Request
Filter the data below for the string "确定物体在平面镜中像的位置" and copy each matching line.

Stored dataset items

==============================

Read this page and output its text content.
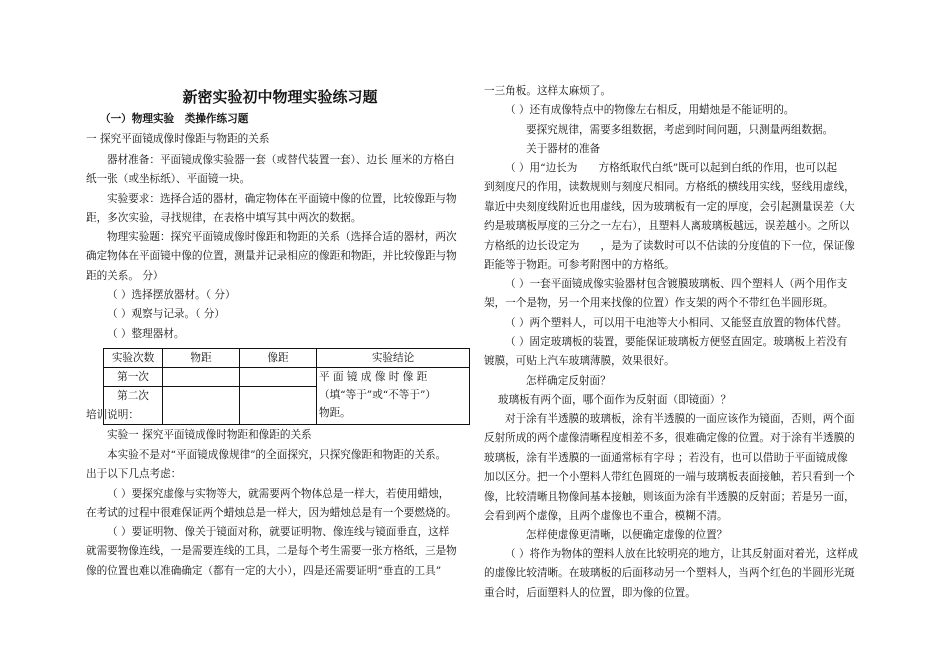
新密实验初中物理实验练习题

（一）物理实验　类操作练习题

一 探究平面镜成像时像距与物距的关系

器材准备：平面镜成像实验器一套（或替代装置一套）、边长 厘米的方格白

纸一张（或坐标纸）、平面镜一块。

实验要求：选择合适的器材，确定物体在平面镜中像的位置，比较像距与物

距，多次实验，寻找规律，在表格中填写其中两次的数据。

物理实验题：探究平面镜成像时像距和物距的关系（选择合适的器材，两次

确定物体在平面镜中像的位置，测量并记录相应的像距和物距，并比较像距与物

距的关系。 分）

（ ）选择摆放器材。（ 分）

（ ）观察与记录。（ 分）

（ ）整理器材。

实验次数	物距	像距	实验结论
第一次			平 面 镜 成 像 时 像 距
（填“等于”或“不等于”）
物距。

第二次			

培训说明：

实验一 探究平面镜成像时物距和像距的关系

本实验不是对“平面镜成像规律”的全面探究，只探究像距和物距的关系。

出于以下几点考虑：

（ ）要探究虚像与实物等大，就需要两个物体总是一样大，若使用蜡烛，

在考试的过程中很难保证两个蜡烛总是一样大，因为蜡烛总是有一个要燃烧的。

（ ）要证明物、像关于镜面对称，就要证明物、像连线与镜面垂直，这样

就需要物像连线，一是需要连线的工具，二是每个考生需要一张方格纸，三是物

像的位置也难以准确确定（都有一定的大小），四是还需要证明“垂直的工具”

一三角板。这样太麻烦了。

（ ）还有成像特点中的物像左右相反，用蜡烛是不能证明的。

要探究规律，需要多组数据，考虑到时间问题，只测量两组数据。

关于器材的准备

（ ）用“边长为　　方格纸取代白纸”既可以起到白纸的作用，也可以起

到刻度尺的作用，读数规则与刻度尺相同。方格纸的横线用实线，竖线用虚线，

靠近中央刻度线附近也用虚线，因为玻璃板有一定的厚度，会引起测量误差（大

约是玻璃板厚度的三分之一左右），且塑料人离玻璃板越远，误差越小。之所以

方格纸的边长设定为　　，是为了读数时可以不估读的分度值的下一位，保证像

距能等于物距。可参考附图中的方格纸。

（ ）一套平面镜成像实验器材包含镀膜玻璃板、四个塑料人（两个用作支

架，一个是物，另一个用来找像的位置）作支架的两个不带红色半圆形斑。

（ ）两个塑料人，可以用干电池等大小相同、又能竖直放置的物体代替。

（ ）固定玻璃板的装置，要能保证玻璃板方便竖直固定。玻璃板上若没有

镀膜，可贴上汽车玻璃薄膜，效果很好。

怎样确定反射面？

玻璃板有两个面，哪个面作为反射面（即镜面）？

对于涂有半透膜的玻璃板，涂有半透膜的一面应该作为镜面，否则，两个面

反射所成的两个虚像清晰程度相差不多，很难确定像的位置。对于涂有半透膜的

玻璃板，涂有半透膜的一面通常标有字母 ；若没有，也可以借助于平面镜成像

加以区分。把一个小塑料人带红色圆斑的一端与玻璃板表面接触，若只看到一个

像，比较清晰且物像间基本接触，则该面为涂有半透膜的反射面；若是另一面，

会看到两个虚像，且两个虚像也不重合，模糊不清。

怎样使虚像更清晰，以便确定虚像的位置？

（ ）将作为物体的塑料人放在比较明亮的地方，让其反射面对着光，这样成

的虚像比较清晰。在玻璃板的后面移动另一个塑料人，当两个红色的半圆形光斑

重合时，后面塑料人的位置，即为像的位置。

==============================

Solved exercise
实验要求：选择合适的器材，确定物体在平面镜中像的位置，比较像距与物
确定物体在平面镜中像的位置，测量并记录相应的像距和物距，并比较像距与物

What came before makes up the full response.